▶ **Work required**
All material below is to be reproduced exactly.

━━━

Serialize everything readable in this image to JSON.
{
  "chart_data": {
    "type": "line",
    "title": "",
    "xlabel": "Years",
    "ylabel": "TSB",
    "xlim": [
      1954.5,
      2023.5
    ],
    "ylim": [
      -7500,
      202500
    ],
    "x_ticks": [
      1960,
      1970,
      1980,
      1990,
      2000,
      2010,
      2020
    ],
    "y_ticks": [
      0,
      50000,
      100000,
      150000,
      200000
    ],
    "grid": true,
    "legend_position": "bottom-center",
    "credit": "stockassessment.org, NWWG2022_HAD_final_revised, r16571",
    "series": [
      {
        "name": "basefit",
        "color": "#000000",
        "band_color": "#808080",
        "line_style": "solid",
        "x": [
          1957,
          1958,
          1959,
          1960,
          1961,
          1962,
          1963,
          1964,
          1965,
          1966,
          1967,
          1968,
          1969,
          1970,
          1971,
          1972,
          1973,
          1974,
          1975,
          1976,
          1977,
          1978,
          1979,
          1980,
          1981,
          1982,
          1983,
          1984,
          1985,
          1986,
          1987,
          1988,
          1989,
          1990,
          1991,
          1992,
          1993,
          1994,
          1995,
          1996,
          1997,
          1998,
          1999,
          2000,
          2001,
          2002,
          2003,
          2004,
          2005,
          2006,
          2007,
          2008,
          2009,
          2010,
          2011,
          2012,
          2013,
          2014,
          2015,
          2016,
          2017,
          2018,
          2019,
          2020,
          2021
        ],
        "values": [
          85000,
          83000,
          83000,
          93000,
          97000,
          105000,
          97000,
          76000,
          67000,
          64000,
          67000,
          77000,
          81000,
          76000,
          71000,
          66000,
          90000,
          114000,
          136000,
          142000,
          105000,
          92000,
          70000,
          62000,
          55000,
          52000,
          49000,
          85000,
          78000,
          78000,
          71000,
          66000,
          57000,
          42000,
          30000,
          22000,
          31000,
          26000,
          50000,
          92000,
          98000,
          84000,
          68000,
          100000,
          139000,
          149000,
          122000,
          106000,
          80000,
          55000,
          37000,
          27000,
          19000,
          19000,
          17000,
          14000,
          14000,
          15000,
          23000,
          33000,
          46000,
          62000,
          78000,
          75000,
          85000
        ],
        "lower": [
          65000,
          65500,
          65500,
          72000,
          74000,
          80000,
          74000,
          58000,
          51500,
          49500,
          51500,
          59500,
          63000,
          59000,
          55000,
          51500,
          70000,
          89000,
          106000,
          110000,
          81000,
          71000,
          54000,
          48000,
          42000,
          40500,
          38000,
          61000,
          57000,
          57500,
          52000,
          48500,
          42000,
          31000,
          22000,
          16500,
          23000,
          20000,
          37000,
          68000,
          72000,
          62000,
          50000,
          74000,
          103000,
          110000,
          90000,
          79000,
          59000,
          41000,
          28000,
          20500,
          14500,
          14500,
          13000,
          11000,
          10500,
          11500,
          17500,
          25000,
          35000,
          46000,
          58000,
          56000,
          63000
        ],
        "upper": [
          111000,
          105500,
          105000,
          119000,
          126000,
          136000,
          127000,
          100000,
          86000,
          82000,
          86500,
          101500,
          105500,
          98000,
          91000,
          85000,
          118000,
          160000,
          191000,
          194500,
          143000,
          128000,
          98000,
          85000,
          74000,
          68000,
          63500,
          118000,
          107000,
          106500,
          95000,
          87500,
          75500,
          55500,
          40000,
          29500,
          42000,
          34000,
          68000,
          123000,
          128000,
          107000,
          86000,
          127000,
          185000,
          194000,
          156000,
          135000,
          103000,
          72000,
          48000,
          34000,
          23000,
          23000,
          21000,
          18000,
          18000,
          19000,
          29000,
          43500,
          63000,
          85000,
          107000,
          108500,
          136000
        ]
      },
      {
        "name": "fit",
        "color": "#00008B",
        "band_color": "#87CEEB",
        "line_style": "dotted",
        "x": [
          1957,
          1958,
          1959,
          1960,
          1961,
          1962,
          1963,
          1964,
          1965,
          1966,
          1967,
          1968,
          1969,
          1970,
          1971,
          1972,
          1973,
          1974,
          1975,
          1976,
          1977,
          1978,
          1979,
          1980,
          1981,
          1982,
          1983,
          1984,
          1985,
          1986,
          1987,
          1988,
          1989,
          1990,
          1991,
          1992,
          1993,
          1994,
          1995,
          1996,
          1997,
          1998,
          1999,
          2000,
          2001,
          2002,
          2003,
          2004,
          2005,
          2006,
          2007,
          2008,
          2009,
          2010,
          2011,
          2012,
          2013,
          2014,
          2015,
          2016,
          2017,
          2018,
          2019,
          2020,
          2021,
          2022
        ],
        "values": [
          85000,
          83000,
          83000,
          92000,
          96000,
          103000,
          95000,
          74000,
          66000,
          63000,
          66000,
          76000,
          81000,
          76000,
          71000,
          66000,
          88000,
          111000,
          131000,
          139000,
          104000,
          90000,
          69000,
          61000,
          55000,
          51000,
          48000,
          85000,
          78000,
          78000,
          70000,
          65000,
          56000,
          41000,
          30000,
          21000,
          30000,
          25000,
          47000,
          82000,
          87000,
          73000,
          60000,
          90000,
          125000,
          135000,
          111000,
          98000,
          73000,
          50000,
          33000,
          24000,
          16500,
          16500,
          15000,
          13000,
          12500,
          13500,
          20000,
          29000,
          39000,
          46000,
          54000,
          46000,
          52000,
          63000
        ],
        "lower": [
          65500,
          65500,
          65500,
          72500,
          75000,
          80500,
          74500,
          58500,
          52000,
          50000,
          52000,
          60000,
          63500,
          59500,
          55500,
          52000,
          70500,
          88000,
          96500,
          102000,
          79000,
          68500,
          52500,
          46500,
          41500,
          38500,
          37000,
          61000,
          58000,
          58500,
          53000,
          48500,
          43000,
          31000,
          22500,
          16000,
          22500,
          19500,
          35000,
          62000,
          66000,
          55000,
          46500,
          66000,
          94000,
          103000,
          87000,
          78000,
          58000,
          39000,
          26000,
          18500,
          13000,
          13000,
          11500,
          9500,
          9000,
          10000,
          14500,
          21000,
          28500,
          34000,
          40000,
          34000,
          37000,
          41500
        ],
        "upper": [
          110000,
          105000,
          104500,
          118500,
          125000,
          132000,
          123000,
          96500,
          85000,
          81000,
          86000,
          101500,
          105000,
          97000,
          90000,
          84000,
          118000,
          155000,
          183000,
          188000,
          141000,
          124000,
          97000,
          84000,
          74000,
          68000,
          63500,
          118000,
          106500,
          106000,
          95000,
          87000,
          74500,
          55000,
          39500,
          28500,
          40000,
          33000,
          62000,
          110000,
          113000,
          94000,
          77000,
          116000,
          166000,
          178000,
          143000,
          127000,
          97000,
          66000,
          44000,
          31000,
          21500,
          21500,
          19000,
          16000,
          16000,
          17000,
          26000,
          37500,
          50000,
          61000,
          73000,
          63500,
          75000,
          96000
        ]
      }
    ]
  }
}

━━━

▶ **Solution to the exercise**
Serialize everything readable in this image to JSON.
{
  "chart_data": {
    "type": "line",
    "title": "",
    "xlabel": "Years",
    "ylabel": "TSB",
    "xlim": [
      1954.5,
      2023.5
    ],
    "ylim": [
      -7500,
      202500
    ],
    "x_ticks": [
      1960,
      1970,
      1980,
      1990,
      2000,
      2010,
      2020
    ],
    "y_ticks": [
      0,
      50000,
      100000,
      150000,
      200000
    ],
    "grid": true,
    "legend_position": "bottom-center",
    "credit": "stockassessment.org, NWWG2022_HAD_final_revised, r16571",
    "series": [
      {
        "name": "basefit",
        "color": "#000000",
        "band_color": "#808080",
        "line_style": "solid",
        "x": [
          1957,
          1958,
          1959,
          1960,
          1961,
          1962,
          1963,
          1964,
          1965,
          1966,
          1967,
          1968,
          1969,
          1970,
          1971,
          1972,
          1973,
          1974,
          1975,
          1976,
          1977,
          1978,
          1979,
          1980,
          1981,
          1982,
          1983,
          1984,
          1985,
          1986,
          1987,
          1988,
          1989,
          1990,
          1991,
          1992,
          1993,
          1994,
          1995,
          1996,
          1997,
          1998,
          1999,
          2000,
          2001,
          2002,
          2003,
          2004,
          2005,
          2006,
          2007,
          2008,
          2009,
          2010,
          2011,
          2012,
          2013,
          2014,
          2015,
          2016,
          2017,
          2018,
          2019,
          2020,
          2021
        ],
        "values": [
          85000,
          83000,
          83000,
          93000,
          97000,
          105000,
          97000,
          76000,
          67000,
          64000,
          67000,
          77000,
          81000,
          76000,
          71000,
          66000,
          90000,
          114000,
          136000,
          142000,
          105000,
          92000,
          70000,
          62000,
          55000,
          52000,
          49000,
          85000,
          78000,
          78000,
          71000,
          66000,
          57000,
          42000,
          30000,
          22000,
          31000,
          26000,
          50000,
          92000,
          98000,
          84000,
          68000,
          100000,
          139000,
          149000,
          122000,
          106000,
          80000,
          55000,
          37000,
          27000,
          19000,
          19000,
          17000,
          14000,
          14000,
          15000,
          23000,
          33000,
          46000,
          62000,
          78000,
          75000,
          85000
        ],
        "lower": [
          65000,
          65500,
          65500,
          72000,
          74000,
          80000,
          74000,
          58000,
          51500,
          49500,
          51500,
          59500,
          63000,
          59000,
          55000,
          51500,
          70000,
          89000,
          106000,
          110000,
          81000,
          71000,
          54000,
          48000,
          42000,
          40500,
          38000,
          61000,
          57000,
          57500,
          52000,
          48500,
          42000,
          31000,
          22000,
          16500,
          23000,
          20000,
          37000,
          68000,
          72000,
          62000,
          50000,
          74000,
          103000,
          110000,
          90000,
          79000,
          59000,
          41000,
          28000,
          20500,
          14500,
          14500,
          13000,
          11000,
          10500,
          11500,
          17500,
          25000,
          35000,
          46000,
          58000,
          56000,
          63000
        ],
        "upper": [
          111000,
          105500,
          105000,
          119000,
          126000,
          136000,
          127000,
          100000,
          86000,
          82000,
          86500,
          101500,
          105500,
          98000,
          91000,
          85000,
          118000,
          160000,
          191000,
          194500,
          143000,
          128000,
          98000,
          85000,
          74000,
          68000,
          63500,
          118000,
          107000,
          106500,
          95000,
          87500,
          75500,
          55500,
          40000,
          29500,
          42000,
          34000,
          68000,
          123000,
          128000,
          107000,
          86000,
          127000,
          185000,
          194000,
          156000,
          135000,
          103000,
          72000,
          48000,
          34000,
          23000,
          23000,
          21000,
          18000,
          18000,
          19000,
          29000,
          43500,
          63000,
          85000,
          107000,
          108500,
          136000
        ]
      },
      {
        "name": "fit",
        "color": "#00008B",
        "band_color": "#87CEEB",
        "line_style": "dotted",
        "x": [
          1957,
          1958,
          1959,
          1960,
          1961,
          1962,
          1963,
          1964,
          1965,
          1966,
          1967,
          1968,
          1969,
          1970,
          1971,
          1972,
          1973,
          1974,
          1975,
          1976,
          1977,
          1978,
          1979,
          1980,
          1981,
          1982,
          1983,
          1984,
          1985,
          1986,
          1987,
          1988,
          1989,
          1990,
          1991,
          1992,
          1993,
          1994,
          1995,
          1996,
          1997,
          1998,
          1999,
          2000,
          2001,
          2002,
          2003,
          2004,
          2005,
          2006,
          2007,
          2008,
          2009,
          2010,
          2011,
          2012,
          2013,
          2014,
          2015,
          2016,
          2017,
          2018,
          2019,
          2020,
          2021,
          2022
        ],
        "values": [
          85000,
          83000,
          83000,
          92000,
          96000,
          103000,
          95000,
          74000,
          66000,
          63000,
          66000,
          76000,
          81000,
          76000,
          71000,
          66000,
          88000,
          111000,
          131000,
          139000,
          104000,
          90000,
          69000,
          61000,
          55000,
          51000,
          48000,
          85000,
          78000,
          78000,
          70000,
          65000,
          56000,
          41000,
          30000,
          21000,
          30000,
          25000,
          47000,
          82000,
          87000,
          73000,
          60000,
          90000,
          125000,
          135000,
          111000,
          98000,
          73000,
          50000,
          33000,
          24000,
          16500,
          16500,
          15000,
          13000,
          12500,
          13500,
          20000,
          29000,
          39000,
          46000,
          54000,
          46000,
          52000,
          63000
        ],
        "lower": [
          65500,
          65500,
          65500,
          72500,
          75000,
          80500,
          74500,
          58500,
          52000,
          50000,
          52000,
          60000,
          63500,
          59500,
          55500,
          52000,
          70500,
          88000,
          96500,
          102000,
          79000,
          68500,
          52500,
          46500,
          41500,
          38500,
          37000,
          61000,
          58000,
          58500,
          53000,
          48500,
          43000,
          31000,
          22500,
          16000,
          22500,
          19500,
          35000,
          62000,
          66000,
          55000,
          46500,
          66000,
          94000,
          103000,
          87000,
          78000,
          58000,
          39000,
          26000,
          18500,
          13000,
          13000,
          11500,
          9500,
          9000,
          10000,
          14500,
          21000,
          28500,
          34000,
          40000,
          34000,
          37000,
          41500
        ],
        "upper": [
          110000,
          105000,
          104500,
          118500,
          125000,
          132000,
          123000,
          96500,
          85000,
          81000,
          86000,
          101500,
          105000,
          97000,
          90000,
          84000,
          118000,
          155000,
          183000,
          188000,
          141000,
          124000,
          97000,
          84000,
          74000,
          68000,
          63500,
          118000,
          106500,
          106000,
          95000,
          87000,
          74500,
          55000,
          39500,
          28500,
          40000,
          33000,
          62000,
          110000,
          113000,
          94000,
          77000,
          116000,
          166000,
          178000,
          143000,
          127000,
          97000,
          66000,
          44000,
          31000,
          21500,
          21500,
          19000,
          16000,
          16000,
          17000,
          26000,
          37500,
          50000,
          61000,
          73000,
          63500,
          75000,
          96000
        ]
      }
    ]
  }
}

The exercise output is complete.